## WORK REQUIRED
Find every line in the items below that contains the word "poema" and copy each of those lines in full.

## THE RECORDS
------------------------------------------------

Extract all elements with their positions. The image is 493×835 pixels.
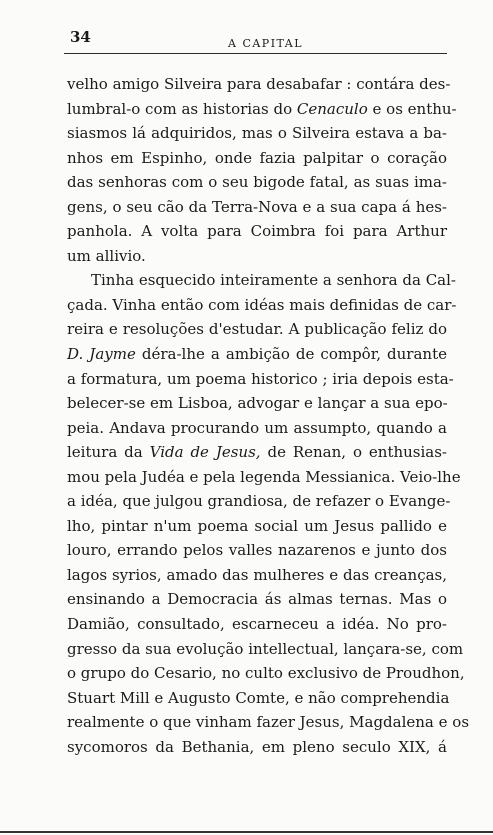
text-segment: gresso da sua evolução intellectual, lançara-se, com <box>67 639 464 658</box>
text-segment: lho, pintar n'um poema social um Jesus pallido e <box>67 516 447 535</box>
text-line <box>67 146 447 171</box>
page-number: 34 <box>70 28 91 46</box>
text-line <box>67 391 447 416</box>
bottom-rule <box>0 831 493 833</box>
text-line <box>67 317 447 342</box>
text-segment: ensinando a Democracia ás almas ternas. Mas o <box>67 590 447 609</box>
text-line <box>67 465 461 490</box>
text-segment: nhos em Espinho, onde fazia palpitar o coração <box>67 148 447 167</box>
italic-title: D. Jayme <box>67 345 136 364</box>
text-line <box>67 219 447 244</box>
text-segment: reira e resoluções d'estudar. A publicação feliz do <box>67 320 447 339</box>
text-segment: siasmos lá adquiridos, mas o Silveira estava a ba- <box>67 124 447 143</box>
text-line <box>67 170 447 195</box>
text-segment: realmente o que vinham fazer Jesus, Magdalena e os <box>67 713 470 732</box>
text-line <box>67 612 447 637</box>
text-segment: panhola. A volta para Coimbra foi para Arthur <box>67 222 447 241</box>
text-segment: Damião, consultado, escarneceu a idéa. No pro- <box>67 615 447 634</box>
text-segment: de Renan, o enthusias- <box>260 443 447 462</box>
text-line <box>67 416 447 441</box>
text-segment: çada. Vinha então com idéas mais definidas de car- <box>67 295 457 314</box>
running-head: A CAPITAL <box>228 37 304 50</box>
text-line <box>67 637 464 662</box>
text-segment: louro, errando pelos valles nazarenos e junto dos <box>67 541 447 560</box>
text-line <box>67 686 450 711</box>
text-line <box>67 268 456 293</box>
text-line <box>67 489 451 514</box>
text-segment: a formatura, um poema historico ; iria depois esta- <box>67 369 454 388</box>
text-line <box>67 710 470 735</box>
text-line <box>67 563 447 588</box>
text-segment: Stuart Mill e Augusto Comte, e não comprehendia <box>67 688 450 707</box>
text-segment: Tinha esquecido inteiramente a senhora da Cal- <box>91 271 456 290</box>
text-segment: leitura da <box>67 443 150 462</box>
text-segment: a idéa, que julgou grandiosa, de refazer o Evange- <box>67 492 451 511</box>
text-line <box>67 367 454 392</box>
text-segment: sycomoros da Bethania, em pleno seculo XIX, á <box>67 737 447 756</box>
text-segment: gens, o seu cão da Terra-Nova e a sua capa á hes- <box>67 197 447 216</box>
text-segment: e os enthu- <box>367 99 457 118</box>
body-text <box>67 72 470 759</box>
text-line <box>67 661 465 686</box>
text-line <box>67 342 447 367</box>
italic-title: Cenaculo <box>296 99 368 118</box>
text-segment: velho amigo Silveira para desabafar : contára des- <box>67 75 451 93</box>
text-segment: déra-lhe a ambição de compôr, durante <box>135 345 447 364</box>
text-segment: belecer-se em Lisboa, advogar e lançar a sua epo- <box>67 394 448 413</box>
text-segment: o grupo do Cesario, no culto exclusivo de Proudhon, <box>67 664 465 683</box>
text-line <box>67 514 447 539</box>
text-segment: das senhoras com o seu bigode fatal, as suas ima- <box>67 173 447 192</box>
text-segment: mou pela Judéa e pela legenda Messianica. Veio-lhe <box>67 467 461 486</box>
italic-title: Vida de Jesus, <box>149 443 261 462</box>
header-rule <box>64 53 447 54</box>
text-segment: um allivio. <box>67 246 146 265</box>
text-line <box>67 587 447 612</box>
text-line <box>67 440 447 465</box>
text-line <box>67 293 457 318</box>
text-line <box>67 97 457 122</box>
text-segment: lumbral-o com as historias do <box>67 99 297 118</box>
text-line <box>67 72 451 97</box>
text-line <box>67 244 447 269</box>
text-line <box>67 121 447 146</box>
text-line <box>67 195 447 220</box>
text-segment: lagos syrios, amado das mulheres e das creanças, <box>67 565 447 584</box>
text-line <box>67 538 447 563</box>
text-segment: peia. Andava procurando um assumpto, quando a <box>67 418 447 437</box>
text-line <box>67 735 447 760</box>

------------------------------------------------

## COMPLETE RESPONSE
text-segment: lho, pintar n'um poema social um Jesus pallido e <box>67 516 447 535</box>
text-segment: a formatura, um poema historico ; iria depois esta- <box>67 369 454 388</box>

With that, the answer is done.